* start INPUT FOR THIS TASK *
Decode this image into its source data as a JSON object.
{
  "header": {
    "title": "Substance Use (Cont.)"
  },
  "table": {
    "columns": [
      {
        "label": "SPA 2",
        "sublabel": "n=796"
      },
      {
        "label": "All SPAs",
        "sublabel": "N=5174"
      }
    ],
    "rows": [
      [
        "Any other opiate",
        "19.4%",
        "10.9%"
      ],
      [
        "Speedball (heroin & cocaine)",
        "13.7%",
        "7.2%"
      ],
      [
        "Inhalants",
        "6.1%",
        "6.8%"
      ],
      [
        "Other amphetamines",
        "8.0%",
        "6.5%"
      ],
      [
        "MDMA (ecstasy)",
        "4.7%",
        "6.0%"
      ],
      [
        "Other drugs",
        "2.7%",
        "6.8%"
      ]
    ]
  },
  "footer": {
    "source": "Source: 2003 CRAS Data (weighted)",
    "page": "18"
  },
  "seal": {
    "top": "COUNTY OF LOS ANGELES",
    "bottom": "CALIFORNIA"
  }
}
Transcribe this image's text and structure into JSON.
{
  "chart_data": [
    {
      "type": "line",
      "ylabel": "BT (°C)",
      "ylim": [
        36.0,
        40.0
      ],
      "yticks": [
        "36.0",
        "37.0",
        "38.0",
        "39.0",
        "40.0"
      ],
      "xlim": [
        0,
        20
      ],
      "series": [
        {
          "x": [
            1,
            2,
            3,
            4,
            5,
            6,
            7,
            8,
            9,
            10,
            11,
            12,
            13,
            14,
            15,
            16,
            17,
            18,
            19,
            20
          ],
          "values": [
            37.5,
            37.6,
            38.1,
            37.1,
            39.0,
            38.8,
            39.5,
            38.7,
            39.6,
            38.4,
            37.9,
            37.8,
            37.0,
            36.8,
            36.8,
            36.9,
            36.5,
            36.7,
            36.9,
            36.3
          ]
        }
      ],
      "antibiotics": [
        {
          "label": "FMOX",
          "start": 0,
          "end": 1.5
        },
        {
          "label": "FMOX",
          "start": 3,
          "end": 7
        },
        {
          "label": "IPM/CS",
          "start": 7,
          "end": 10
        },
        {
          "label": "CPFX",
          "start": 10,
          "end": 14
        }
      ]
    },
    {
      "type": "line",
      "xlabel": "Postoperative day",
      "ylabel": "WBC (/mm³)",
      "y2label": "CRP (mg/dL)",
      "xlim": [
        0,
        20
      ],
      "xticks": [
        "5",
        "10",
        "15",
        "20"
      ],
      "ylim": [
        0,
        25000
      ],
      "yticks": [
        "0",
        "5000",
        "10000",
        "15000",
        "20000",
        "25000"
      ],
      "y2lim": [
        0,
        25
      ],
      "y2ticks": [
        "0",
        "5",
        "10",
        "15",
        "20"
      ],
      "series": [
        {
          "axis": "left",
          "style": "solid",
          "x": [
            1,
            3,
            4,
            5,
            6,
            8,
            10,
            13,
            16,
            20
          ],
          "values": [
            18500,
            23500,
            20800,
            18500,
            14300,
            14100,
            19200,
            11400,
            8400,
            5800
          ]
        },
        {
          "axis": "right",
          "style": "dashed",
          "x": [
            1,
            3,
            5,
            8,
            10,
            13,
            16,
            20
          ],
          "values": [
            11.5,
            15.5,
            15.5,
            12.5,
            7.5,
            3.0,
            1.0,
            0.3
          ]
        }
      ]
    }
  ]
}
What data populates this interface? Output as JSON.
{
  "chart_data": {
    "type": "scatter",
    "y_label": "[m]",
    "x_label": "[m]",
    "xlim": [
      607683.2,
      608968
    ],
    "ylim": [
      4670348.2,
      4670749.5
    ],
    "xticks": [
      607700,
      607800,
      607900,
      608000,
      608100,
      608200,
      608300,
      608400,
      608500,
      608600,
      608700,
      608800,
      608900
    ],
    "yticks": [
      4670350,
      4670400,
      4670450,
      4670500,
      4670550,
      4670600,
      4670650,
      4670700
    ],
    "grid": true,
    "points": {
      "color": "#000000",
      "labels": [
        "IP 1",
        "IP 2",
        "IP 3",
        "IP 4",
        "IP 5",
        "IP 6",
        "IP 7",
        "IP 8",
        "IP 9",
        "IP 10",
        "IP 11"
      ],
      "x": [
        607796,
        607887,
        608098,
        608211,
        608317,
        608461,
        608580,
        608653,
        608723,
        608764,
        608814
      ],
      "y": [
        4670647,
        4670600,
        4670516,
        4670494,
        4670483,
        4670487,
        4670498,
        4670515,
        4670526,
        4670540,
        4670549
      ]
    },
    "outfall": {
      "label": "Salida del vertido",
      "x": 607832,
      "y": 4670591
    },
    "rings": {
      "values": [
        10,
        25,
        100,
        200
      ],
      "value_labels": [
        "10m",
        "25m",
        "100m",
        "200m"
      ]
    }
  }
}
* end INPUT FOR THIS TASK *
> **YOUR TASK**
Without leaving anything out, quote all the data.

> **FINISHED EXERCISE**
Decode this image into its source data as a JSON object.
{
  "header": {
    "title": "Substance Use (Cont.)"
  },
  "table": {
    "columns": [
      {
        "label": "SPA 2",
        "sublabel": "n=796"
      },
      {
        "label": "All SPAs",
        "sublabel": "N=5174"
      }
    ],
    "rows": [
      [
        "Any other opiate",
        "19.4%",
        "10.9%"
      ],
      [
        "Speedball (heroin & cocaine)",
        "13.7%",
        "7.2%"
      ],
      [
        "Inhalants",
        "6.1%",
        "6.8%"
      ],
      [
        "Other amphetamines",
        "8.0%",
        "6.5%"
      ],
      [
        "MDMA (ecstasy)",
        "4.7%",
        "6.0%"
      ],
      [
        "Other drugs",
        "2.7%",
        "6.8%"
      ]
    ]
  },
  "footer": {
    "source": "Source: 2003 CRAS Data (weighted)",
    "page": "18"
  },
  "seal": {
    "top": "COUNTY OF LOS ANGELES",
    "bottom": "CALIFORNIA"
  }
}
Transcribe this image's text and structure into JSON.
{
  "chart_data": [
    {
      "type": "line",
      "ylabel": "BT (°C)",
      "ylim": [
        36.0,
        40.0
      ],
      "yticks": [
        "36.0",
        "37.0",
        "38.0",
        "39.0",
        "40.0"
      ],
      "xlim": [
        0,
        20
      ],
      "series": [
        {
          "x": [
            1,
            2,
            3,
            4,
            5,
            6,
            7,
            8,
            9,
            10,
            11,
            12,
            13,
            14,
            15,
            16,
            17,
            18,
            19,
            20
          ],
          "values": [
            37.5,
            37.6,
            38.1,
            37.1,
            39.0,
            38.8,
            39.5,
            38.7,
            39.6,
            38.4,
            37.9,
            37.8,
            37.0,
            36.8,
            36.8,
            36.9,
            36.5,
            36.7,
            36.9,
            36.3
          ]
        }
      ],
      "antibiotics": [
        {
          "label": "FMOX",
          "start": 0,
          "end": 1.5
        },
        {
          "label": "FMOX",
          "start": 3,
          "end": 7
        },
        {
          "label": "IPM/CS",
          "start": 7,
          "end": 10
        },
        {
          "label": "CPFX",
          "start": 10,
          "end": 14
        }
      ]
    },
    {
      "type": "line",
      "xlabel": "Postoperative day",
      "ylabel": "WBC (/mm³)",
      "y2label": "CRP (mg/dL)",
      "xlim": [
        0,
        20
      ],
      "xticks": [
        "5",
        "10",
        "15",
        "20"
      ],
      "ylim": [
        0,
        25000
      ],
      "yticks": [
        "0",
        "5000",
        "10000",
        "15000",
        "20000",
        "25000"
      ],
      "y2lim": [
        0,
        25
      ],
      "y2ticks": [
        "0",
        "5",
        "10",
        "15",
        "20"
      ],
      "series": [
        {
          "axis": "left",
          "style": "solid",
          "x": [
            1,
            3,
            4,
            5,
            6,
            8,
            10,
            13,
            16,
            20
          ],
          "values": [
            18500,
            23500,
            20800,
            18500,
            14300,
            14100,
            19200,
            11400,
            8400,
            5800
          ]
        },
        {
          "axis": "right",
          "style": "dashed",
          "x": [
            1,
            3,
            5,
            8,
            10,
            13,
            16,
            20
          ],
          "values": [
            11.5,
            15.5,
            15.5,
            12.5,
            7.5,
            3.0,
            1.0,
            0.3
          ]
        }
      ]
    }
  ]
}
What data populates this interface? Output as JSON.
{
  "chart_data": {
    "type": "scatter",
    "y_label": "[m]",
    "x_label": "[m]",
    "xlim": [
      607683.2,
      608968
    ],
    "ylim": [
      4670348.2,
      4670749.5
    ],
    "xticks": [
      607700,
      607800,
      607900,
      608000,
      608100,
      608200,
      608300,
      608400,
      608500,
      608600,
      608700,
      608800,
      608900
    ],
    "yticks": [
      4670350,
      4670400,
      4670450,
      4670500,
      4670550,
      4670600,
      4670650,
      4670700
    ],
    "grid": true,
    "points": {
      "color": "#000000",
      "labels": [
        "IP 1",
        "IP 2",
        "IP 3",
        "IP 4",
        "IP 5",
        "IP 6",
        "IP 7",
        "IP 8",
        "IP 9",
        "IP 10",
        "IP 11"
      ],
      "x": [
        607796,
        607887,
        608098,
        608211,
        608317,
        608461,
        608580,
        608653,
        608723,
        608764,
        608814
      ],
      "y": [
        4670647,
        4670600,
        4670516,
        4670494,
        4670483,
        4670487,
        4670498,
        4670515,
        4670526,
        4670540,
        4670549
      ]
    },
    "outfall": {
      "label": "Salida del vertido",
      "x": 607832,
      "y": 4670591
    },
    "rings": {
      "values": [
        10,
        25,
        100,
        200
      ],
      "value_labels": [
        "10m",
        "25m",
        "100m",
        "200m"
      ]
    }
  }
}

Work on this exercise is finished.